* **Instructions to follow**:
In the records below, take every line from the one containing "y-right-tick-label: 76 <box>1043" through the one containing "y-right-tick-label: 80 <box>1043", counting both, and output them as a JSON list of strings with one string per line and blank lines dropped.

_ _ _ _

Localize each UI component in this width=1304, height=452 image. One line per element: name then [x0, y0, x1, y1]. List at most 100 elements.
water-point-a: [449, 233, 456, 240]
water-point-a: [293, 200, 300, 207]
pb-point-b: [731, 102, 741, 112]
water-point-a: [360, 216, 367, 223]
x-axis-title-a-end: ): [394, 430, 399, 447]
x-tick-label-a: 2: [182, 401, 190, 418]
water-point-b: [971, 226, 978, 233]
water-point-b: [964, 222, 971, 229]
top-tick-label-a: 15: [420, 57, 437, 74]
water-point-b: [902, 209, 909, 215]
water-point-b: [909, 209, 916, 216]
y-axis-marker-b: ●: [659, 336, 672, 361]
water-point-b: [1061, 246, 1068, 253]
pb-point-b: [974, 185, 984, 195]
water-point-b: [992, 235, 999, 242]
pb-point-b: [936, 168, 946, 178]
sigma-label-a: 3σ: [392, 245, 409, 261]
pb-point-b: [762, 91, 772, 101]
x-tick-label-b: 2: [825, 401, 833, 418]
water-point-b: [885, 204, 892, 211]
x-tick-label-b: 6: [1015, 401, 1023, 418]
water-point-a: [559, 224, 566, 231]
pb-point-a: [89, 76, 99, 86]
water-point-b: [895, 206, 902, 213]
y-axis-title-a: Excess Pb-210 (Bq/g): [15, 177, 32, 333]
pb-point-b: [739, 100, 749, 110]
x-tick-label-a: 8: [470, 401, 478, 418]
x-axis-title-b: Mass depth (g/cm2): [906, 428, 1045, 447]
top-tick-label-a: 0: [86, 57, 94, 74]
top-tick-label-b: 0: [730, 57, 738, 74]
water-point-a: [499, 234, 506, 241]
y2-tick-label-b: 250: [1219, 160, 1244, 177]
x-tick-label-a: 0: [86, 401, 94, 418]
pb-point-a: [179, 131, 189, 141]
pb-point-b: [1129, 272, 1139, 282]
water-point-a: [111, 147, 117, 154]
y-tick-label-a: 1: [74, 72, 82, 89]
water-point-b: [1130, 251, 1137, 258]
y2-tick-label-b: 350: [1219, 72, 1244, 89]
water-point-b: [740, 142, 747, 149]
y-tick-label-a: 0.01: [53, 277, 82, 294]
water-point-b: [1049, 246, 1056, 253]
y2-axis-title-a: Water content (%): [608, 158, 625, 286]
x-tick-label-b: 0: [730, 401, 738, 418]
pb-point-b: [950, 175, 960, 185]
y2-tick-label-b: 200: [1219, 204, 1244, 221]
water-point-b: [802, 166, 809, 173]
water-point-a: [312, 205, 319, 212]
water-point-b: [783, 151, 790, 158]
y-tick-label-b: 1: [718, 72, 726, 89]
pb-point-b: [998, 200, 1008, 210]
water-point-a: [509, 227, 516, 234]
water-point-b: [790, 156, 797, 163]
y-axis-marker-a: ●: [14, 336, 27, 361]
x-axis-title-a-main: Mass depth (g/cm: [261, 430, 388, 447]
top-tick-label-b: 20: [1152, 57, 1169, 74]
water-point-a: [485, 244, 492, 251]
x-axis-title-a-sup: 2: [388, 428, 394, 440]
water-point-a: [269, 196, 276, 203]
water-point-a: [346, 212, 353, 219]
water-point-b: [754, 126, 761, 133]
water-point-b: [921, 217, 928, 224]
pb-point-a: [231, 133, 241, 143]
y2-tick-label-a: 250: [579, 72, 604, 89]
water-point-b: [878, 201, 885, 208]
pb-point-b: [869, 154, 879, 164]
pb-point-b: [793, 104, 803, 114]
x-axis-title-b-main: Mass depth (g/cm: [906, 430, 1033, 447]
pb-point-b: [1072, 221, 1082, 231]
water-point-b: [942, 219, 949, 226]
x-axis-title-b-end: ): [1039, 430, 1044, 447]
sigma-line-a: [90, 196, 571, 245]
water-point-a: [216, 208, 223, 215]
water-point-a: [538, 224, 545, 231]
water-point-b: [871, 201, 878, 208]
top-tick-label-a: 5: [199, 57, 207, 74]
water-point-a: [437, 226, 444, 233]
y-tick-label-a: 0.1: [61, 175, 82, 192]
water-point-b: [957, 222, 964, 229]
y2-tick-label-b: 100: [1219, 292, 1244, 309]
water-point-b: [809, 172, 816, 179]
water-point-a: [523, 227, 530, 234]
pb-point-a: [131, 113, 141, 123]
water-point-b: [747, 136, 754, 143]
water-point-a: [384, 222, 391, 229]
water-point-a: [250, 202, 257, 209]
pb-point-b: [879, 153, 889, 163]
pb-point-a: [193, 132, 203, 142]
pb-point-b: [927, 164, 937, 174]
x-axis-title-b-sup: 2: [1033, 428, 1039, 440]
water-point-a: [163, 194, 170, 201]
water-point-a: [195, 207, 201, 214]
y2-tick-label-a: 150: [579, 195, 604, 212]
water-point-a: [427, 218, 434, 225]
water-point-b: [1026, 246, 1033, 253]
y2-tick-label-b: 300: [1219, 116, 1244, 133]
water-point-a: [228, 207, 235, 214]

_ _ _ _

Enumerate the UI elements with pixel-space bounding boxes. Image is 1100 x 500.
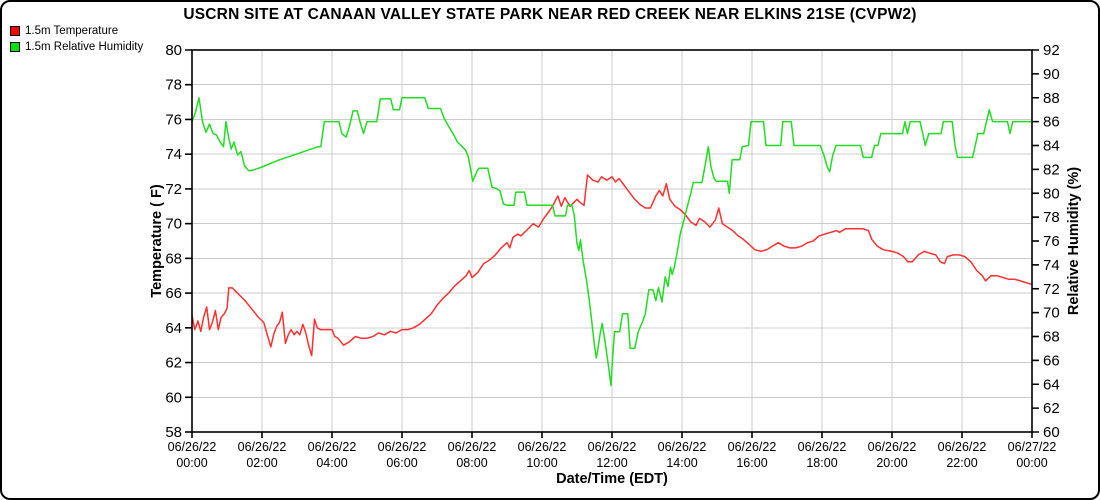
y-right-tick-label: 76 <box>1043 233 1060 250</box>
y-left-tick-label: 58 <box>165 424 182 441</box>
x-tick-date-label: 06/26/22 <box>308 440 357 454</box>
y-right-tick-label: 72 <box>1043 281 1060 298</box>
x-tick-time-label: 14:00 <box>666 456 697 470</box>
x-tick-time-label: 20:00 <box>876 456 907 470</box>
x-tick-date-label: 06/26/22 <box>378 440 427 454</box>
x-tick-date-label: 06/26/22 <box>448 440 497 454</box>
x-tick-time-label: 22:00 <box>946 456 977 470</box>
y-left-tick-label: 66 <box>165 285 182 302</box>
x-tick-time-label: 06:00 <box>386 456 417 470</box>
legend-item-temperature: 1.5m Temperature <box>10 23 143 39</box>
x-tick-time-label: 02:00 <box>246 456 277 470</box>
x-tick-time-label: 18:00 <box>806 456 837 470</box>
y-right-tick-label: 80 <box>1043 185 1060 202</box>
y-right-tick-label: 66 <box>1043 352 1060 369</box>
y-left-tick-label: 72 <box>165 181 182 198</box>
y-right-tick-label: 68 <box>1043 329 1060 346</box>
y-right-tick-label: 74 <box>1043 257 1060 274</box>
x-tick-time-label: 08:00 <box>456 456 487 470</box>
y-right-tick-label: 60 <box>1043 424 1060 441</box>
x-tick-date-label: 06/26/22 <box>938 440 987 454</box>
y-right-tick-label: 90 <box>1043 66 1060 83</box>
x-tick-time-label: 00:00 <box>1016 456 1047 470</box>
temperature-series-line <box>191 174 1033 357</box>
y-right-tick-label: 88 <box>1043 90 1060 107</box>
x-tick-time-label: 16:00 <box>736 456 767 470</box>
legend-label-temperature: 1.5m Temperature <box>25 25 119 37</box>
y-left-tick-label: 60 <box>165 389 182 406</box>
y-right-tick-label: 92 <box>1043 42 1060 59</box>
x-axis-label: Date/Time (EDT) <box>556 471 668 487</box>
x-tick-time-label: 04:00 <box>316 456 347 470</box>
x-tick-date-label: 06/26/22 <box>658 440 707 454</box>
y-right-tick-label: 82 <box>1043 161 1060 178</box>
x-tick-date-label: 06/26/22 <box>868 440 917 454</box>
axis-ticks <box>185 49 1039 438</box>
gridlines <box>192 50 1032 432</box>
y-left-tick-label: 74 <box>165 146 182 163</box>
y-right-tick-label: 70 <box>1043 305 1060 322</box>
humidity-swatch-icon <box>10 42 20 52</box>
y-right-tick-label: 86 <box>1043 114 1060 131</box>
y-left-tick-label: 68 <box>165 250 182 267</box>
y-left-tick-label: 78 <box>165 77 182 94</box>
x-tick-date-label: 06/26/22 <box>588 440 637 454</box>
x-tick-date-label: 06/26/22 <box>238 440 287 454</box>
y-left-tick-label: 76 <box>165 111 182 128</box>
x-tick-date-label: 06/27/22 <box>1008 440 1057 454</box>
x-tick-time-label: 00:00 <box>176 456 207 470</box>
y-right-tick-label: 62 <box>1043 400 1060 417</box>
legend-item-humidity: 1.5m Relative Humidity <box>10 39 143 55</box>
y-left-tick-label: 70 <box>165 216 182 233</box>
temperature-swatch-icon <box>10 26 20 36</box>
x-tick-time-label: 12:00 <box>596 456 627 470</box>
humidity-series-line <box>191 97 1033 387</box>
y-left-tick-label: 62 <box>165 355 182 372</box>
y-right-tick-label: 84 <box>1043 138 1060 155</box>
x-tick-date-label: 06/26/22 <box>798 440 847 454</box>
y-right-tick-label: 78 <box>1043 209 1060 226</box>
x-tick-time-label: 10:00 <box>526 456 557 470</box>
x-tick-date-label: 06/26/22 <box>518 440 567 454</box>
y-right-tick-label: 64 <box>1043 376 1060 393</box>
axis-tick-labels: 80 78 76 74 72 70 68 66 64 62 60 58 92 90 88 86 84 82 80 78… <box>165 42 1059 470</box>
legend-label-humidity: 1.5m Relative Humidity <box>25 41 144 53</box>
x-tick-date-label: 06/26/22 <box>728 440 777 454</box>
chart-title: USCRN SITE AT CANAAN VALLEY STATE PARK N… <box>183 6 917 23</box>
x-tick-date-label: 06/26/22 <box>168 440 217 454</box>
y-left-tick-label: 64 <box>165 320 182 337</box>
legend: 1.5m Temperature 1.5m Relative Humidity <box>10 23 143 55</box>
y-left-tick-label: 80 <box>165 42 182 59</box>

_ _ _ _

* **Answer to this exercise**:
[
  "y-right-tick-label: 76 <box>1043 233 1060 250</box>",
  "y-left-tick-label: 58 <box>165 424 182 441</box>",
  "x-tick-date-label: 06/26/22 <box>308 440 357 454</box>",
  "y-right-tick-label: 72 <box>1043 281 1060 298</box>",
  "x-tick-time-label: 14:00 <box>666 456 697 470</box>",
  "x-tick-time-label: 20:00 <box>876 456 907 470</box>",
  "x-tick-date-label: 06/26/22 <box>378 440 427 454</box>",
  "x-tick-date-label: 06/26/22 <box>448 440 497 454</box>",
  "x-tick-time-label: 22:00 <box>946 456 977 470</box>",
  "y-left-tick-label: 66 <box>165 285 182 302</box>",
  "x-tick-time-label: 06:00 <box>386 456 417 470</box>",
  "legend-item-temperature: 1.5m Temperature <box>10 23 143 39</box>",
  "x-tick-time-label: 02:00 <box>246 456 277 470</box>",
  "x-tick-time-label: 18:00 <box>806 456 837 470</box>",
  "y-right-tick-label: 80 <box>1043 185 1060 202</box>"
]